__Do this__: Copy out all lines of the records in which the word "subtitle" appears.

__Working data__:

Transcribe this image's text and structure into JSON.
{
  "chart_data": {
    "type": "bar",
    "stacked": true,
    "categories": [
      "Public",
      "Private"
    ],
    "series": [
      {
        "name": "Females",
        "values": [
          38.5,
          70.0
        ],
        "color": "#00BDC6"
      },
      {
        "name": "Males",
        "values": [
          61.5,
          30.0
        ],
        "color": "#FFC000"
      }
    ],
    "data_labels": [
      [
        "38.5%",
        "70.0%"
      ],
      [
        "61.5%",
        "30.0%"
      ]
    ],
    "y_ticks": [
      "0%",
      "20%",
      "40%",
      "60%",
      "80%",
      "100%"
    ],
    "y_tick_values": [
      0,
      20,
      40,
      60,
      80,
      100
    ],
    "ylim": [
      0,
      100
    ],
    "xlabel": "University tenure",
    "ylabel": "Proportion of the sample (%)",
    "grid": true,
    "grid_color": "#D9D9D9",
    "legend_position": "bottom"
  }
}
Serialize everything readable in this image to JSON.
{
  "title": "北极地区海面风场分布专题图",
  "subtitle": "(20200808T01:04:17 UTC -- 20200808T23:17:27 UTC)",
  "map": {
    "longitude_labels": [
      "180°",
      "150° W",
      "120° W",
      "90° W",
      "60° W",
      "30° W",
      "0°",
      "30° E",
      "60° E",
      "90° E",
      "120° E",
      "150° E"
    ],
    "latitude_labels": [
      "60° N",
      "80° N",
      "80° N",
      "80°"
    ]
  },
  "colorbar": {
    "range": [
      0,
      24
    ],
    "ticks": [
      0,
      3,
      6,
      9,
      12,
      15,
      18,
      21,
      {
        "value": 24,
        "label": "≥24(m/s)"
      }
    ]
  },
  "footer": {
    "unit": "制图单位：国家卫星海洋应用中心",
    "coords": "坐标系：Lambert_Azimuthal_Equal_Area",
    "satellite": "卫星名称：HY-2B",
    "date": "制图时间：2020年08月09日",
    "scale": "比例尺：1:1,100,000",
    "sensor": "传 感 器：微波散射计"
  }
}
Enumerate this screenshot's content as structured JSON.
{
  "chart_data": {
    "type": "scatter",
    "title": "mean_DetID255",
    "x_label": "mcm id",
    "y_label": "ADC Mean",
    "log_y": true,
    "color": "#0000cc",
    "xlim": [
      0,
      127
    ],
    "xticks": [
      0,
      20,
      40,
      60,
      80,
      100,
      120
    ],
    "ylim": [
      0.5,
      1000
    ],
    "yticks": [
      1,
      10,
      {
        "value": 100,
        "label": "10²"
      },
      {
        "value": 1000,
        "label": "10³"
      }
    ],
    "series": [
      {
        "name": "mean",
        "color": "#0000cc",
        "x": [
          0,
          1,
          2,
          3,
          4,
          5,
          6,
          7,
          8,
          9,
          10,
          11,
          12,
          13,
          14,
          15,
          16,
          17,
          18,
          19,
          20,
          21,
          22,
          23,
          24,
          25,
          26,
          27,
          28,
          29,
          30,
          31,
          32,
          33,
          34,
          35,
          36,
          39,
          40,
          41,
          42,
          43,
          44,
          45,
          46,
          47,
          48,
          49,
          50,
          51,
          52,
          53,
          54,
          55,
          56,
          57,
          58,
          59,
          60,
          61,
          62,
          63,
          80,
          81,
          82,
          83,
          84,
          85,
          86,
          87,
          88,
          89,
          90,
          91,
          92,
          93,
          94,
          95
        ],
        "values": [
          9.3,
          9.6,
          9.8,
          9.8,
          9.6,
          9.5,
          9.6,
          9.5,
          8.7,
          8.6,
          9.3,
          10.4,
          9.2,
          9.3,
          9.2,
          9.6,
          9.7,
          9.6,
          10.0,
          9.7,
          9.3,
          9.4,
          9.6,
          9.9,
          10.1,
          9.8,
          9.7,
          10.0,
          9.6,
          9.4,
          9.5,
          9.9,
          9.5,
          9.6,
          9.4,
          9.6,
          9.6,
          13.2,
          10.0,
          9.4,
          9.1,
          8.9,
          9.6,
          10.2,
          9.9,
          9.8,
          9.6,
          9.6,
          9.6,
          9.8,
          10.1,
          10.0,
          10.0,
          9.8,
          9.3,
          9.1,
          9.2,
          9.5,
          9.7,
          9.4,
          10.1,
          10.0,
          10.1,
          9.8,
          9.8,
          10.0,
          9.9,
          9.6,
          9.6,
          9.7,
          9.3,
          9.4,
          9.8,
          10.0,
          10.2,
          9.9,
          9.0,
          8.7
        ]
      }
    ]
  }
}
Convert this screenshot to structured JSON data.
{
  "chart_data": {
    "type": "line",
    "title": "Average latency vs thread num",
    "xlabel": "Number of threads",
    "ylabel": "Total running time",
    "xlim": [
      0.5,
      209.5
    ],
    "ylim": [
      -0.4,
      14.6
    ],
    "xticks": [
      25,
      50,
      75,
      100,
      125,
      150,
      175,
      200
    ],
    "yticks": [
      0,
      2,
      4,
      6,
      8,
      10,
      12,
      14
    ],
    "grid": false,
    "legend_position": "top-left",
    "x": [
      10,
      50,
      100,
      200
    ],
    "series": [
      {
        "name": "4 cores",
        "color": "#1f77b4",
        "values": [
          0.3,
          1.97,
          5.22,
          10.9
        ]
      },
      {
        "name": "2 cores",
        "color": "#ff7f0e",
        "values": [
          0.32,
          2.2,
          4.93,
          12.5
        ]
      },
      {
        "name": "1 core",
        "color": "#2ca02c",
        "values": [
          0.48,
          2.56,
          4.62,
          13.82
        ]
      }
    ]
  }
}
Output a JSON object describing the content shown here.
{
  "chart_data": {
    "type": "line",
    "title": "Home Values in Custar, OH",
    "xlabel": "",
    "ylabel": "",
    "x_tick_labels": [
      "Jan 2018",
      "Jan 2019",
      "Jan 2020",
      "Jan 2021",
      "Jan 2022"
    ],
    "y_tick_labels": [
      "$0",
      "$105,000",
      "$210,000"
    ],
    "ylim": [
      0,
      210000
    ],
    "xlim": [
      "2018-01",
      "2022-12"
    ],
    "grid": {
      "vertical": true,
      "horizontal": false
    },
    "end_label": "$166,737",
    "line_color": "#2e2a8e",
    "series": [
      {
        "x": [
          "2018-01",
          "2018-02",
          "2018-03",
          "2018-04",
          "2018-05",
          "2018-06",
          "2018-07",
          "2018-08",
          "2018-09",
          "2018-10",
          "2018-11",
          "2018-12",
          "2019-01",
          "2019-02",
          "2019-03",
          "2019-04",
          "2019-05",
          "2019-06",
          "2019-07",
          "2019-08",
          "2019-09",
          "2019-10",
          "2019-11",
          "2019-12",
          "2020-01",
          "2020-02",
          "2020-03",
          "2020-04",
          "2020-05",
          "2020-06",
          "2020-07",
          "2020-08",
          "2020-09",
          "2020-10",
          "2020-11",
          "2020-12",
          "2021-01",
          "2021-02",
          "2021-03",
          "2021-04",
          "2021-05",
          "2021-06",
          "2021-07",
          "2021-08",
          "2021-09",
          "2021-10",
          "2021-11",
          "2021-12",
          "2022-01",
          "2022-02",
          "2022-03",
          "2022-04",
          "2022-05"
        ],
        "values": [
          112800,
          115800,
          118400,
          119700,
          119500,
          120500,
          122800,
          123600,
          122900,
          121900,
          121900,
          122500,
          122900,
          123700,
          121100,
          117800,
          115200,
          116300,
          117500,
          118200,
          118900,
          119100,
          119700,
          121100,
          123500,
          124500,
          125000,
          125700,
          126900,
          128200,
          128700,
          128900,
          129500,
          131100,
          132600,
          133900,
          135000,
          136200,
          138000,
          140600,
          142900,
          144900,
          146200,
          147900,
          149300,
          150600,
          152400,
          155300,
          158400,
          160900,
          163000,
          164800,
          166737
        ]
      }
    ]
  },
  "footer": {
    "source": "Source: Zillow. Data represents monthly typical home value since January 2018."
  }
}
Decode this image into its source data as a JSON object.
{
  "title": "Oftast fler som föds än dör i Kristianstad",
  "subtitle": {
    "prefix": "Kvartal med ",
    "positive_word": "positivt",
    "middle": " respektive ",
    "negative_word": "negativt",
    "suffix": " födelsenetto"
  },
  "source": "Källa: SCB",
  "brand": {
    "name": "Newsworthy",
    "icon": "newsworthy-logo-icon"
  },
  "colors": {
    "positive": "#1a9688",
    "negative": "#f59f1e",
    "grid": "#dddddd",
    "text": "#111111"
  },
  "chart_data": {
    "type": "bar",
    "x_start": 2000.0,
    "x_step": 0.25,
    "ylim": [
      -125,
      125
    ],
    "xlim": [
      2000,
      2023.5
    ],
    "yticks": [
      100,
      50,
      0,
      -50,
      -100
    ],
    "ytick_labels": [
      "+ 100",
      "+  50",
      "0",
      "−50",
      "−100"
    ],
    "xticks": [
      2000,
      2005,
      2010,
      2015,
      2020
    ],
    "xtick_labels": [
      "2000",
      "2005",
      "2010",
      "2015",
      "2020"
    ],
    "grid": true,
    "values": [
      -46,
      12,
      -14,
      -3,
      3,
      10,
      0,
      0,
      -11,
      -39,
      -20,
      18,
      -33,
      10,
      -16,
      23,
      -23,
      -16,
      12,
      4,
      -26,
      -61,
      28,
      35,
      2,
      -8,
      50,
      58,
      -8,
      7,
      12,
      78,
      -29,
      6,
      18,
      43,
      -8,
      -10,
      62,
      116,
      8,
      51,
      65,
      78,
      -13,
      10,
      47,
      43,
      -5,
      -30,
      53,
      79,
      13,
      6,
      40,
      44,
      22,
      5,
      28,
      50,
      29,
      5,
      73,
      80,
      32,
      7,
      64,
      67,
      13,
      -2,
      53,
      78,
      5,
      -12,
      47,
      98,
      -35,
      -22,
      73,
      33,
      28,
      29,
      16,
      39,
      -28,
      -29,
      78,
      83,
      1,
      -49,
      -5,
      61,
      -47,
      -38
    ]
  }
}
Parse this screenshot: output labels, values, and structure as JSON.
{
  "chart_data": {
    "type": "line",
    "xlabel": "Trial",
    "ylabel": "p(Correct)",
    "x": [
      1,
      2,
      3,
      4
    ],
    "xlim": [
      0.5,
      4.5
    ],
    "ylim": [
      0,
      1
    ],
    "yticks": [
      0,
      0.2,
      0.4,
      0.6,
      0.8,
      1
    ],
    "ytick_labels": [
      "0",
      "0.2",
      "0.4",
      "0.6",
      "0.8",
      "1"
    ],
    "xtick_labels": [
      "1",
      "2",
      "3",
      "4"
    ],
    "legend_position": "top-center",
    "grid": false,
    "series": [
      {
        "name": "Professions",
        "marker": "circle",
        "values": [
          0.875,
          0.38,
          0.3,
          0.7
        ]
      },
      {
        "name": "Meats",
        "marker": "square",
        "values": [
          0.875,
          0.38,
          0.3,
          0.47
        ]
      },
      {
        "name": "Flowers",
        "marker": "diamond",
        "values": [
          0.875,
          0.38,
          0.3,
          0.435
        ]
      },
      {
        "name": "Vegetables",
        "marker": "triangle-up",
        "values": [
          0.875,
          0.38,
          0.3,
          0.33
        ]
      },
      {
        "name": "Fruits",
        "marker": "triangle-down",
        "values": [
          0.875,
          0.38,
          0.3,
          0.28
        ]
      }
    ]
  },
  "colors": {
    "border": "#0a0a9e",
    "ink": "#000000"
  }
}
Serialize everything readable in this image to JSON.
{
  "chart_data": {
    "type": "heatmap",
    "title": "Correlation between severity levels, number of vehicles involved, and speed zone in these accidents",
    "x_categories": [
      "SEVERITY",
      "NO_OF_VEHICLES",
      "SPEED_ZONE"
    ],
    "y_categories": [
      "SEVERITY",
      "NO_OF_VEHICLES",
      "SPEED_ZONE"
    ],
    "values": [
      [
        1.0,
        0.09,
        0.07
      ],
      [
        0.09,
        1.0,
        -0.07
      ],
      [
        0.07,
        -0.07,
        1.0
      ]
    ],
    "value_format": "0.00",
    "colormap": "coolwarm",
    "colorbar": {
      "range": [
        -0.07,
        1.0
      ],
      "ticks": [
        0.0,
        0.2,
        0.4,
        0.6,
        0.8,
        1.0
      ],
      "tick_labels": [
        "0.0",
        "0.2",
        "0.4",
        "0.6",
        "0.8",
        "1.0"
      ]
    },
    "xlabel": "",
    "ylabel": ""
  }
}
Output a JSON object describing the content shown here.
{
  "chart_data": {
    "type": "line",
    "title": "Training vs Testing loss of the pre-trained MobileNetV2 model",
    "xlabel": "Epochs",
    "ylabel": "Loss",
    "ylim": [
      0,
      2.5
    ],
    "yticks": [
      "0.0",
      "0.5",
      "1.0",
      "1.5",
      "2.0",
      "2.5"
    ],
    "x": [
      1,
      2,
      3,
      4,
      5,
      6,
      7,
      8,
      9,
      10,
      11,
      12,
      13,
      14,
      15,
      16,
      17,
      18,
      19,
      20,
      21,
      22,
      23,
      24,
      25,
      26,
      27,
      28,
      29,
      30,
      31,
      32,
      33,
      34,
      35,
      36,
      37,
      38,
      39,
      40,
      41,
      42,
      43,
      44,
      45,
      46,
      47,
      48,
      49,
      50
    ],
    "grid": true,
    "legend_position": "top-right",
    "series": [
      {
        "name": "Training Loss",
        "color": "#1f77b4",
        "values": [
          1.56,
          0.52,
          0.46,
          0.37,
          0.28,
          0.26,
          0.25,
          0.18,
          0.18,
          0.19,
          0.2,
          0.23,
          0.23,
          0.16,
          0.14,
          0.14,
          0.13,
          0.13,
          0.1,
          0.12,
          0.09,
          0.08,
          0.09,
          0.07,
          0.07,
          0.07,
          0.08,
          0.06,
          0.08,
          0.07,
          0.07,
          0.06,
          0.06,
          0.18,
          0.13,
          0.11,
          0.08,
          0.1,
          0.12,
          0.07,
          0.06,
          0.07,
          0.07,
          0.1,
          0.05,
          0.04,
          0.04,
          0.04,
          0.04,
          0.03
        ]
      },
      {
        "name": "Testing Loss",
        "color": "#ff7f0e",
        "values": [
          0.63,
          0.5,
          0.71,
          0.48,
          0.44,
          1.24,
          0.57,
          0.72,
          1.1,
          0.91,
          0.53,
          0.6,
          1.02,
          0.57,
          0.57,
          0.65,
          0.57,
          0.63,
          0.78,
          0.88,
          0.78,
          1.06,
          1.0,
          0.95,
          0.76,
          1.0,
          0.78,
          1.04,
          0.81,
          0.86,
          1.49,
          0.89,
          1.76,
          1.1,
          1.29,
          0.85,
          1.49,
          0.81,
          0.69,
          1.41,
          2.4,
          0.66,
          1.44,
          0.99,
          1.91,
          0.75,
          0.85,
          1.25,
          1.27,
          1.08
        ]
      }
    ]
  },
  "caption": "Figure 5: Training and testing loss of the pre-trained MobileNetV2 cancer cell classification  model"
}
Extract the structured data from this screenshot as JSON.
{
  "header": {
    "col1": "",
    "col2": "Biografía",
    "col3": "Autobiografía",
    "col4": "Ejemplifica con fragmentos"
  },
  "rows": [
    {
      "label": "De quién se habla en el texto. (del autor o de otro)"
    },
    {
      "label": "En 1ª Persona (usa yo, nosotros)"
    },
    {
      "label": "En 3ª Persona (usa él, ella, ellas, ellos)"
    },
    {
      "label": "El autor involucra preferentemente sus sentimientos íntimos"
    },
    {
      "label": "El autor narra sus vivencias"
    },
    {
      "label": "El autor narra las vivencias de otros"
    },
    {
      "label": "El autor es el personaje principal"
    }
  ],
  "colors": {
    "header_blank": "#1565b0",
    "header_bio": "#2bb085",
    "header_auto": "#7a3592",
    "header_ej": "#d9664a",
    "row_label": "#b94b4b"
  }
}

__Answer below__:
  "subtitle": "(20200808T01:04:17 UTC -- 20200808T23:17:27 UTC)",
  "subtitle": {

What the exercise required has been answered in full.